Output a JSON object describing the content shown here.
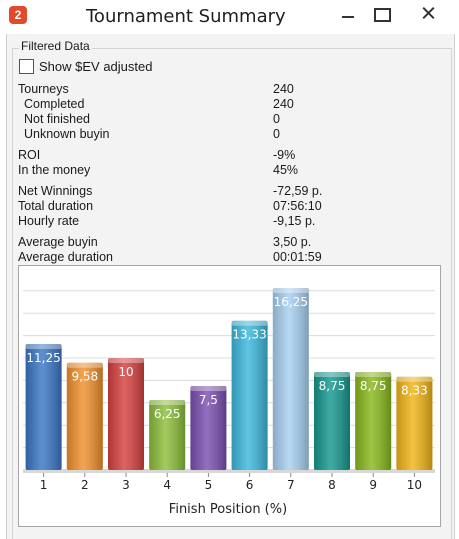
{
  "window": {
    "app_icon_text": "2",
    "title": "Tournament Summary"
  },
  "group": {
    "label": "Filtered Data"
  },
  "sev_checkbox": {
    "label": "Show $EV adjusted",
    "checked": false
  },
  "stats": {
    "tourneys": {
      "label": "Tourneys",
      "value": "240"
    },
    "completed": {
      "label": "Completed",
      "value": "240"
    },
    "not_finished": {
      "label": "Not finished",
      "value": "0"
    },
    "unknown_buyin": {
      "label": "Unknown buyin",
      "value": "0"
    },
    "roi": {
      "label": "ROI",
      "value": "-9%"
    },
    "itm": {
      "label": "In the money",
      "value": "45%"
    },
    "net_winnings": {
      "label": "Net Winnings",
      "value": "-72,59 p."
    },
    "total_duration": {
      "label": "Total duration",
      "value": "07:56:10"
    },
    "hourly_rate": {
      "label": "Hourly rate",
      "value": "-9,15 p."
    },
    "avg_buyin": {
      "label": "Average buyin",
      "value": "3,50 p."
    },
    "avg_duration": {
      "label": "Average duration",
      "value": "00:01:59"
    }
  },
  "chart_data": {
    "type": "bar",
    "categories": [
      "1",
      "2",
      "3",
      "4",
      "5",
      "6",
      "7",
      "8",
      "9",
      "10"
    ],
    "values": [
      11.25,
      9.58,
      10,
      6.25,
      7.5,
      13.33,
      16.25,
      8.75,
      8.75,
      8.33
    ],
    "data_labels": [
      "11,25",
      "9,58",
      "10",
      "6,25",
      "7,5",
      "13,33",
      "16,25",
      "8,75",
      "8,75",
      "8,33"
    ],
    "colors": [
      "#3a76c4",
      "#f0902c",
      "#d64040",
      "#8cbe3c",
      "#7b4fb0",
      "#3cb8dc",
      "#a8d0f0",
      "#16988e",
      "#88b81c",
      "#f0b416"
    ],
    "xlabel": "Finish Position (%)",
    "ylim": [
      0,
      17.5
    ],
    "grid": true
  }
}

━━━━━━

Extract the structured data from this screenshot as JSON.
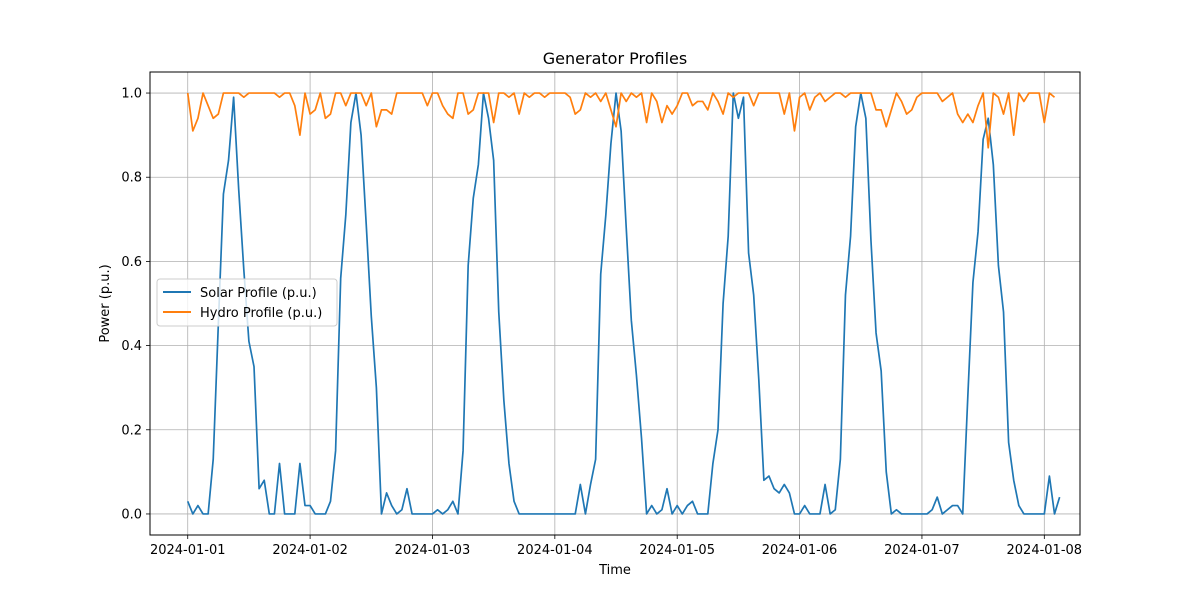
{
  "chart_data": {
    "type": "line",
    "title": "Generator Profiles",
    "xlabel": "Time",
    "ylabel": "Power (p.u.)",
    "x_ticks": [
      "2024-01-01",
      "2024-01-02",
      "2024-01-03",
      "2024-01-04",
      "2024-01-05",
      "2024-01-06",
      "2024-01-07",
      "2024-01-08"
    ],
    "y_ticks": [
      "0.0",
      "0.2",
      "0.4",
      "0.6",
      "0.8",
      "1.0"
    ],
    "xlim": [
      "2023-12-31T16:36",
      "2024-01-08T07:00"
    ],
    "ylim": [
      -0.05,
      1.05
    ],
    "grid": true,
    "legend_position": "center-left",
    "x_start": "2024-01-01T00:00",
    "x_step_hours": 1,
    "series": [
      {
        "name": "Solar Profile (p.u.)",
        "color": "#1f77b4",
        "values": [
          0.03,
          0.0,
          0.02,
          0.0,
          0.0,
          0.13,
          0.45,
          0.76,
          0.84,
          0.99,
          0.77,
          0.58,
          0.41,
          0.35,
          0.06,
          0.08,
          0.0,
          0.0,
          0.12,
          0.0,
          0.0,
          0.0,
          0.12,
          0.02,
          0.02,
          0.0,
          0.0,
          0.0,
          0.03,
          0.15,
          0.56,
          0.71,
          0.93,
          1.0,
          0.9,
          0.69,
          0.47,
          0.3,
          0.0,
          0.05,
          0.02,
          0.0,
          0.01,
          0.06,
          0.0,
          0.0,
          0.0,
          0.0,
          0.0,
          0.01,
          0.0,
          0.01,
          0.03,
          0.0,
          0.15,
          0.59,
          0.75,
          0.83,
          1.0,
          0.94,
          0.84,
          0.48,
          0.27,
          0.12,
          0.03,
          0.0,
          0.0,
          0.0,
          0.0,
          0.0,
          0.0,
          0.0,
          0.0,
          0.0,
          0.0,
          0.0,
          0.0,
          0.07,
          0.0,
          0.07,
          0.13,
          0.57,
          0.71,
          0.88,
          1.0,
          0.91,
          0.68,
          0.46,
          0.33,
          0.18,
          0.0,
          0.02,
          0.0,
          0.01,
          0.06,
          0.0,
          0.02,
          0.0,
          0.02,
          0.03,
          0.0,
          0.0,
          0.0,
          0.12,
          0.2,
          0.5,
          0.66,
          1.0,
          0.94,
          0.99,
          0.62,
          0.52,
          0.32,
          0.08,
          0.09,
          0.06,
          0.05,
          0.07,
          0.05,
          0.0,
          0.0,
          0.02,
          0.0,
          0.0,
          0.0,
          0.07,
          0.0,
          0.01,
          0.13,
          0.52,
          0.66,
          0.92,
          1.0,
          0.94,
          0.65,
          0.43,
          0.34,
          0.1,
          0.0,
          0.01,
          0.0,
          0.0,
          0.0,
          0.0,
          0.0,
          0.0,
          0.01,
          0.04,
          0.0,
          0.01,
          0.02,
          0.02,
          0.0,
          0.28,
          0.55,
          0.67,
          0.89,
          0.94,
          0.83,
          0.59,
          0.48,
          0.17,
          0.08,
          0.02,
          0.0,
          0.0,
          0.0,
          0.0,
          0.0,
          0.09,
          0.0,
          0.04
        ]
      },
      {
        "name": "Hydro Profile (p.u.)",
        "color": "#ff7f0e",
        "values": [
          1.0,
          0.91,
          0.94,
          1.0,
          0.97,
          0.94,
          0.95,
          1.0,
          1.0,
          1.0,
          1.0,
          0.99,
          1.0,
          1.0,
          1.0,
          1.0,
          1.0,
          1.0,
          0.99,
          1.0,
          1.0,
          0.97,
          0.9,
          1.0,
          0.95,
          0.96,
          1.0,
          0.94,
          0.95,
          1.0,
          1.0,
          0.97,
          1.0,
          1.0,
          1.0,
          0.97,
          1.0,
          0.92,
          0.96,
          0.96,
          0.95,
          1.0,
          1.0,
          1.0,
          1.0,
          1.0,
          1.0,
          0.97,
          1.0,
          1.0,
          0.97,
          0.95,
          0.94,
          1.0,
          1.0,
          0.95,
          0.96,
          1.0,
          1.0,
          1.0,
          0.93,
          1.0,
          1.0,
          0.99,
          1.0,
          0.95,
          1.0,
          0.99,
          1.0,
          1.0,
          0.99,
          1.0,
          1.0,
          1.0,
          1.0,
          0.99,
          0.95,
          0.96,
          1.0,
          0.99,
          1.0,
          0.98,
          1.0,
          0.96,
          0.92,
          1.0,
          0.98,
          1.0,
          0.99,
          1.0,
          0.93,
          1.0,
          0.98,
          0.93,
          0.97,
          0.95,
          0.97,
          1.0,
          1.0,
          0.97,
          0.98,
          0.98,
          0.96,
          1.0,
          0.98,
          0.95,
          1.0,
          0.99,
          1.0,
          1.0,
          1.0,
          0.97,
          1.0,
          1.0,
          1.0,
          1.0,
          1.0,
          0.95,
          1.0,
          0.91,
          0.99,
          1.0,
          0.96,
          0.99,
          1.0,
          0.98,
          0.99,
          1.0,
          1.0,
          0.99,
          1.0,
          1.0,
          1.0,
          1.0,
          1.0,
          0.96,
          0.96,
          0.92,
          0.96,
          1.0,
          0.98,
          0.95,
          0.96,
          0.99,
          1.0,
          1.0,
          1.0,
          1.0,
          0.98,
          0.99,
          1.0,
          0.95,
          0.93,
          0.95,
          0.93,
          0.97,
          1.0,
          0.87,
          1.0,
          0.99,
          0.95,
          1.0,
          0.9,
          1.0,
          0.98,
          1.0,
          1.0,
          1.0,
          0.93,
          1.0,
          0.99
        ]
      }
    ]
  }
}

━━━━━━

PROBLEM DESCRIPTION: From the material above, count the lines that include "xlabel" and give only the total.

FINAL ANSWER: 2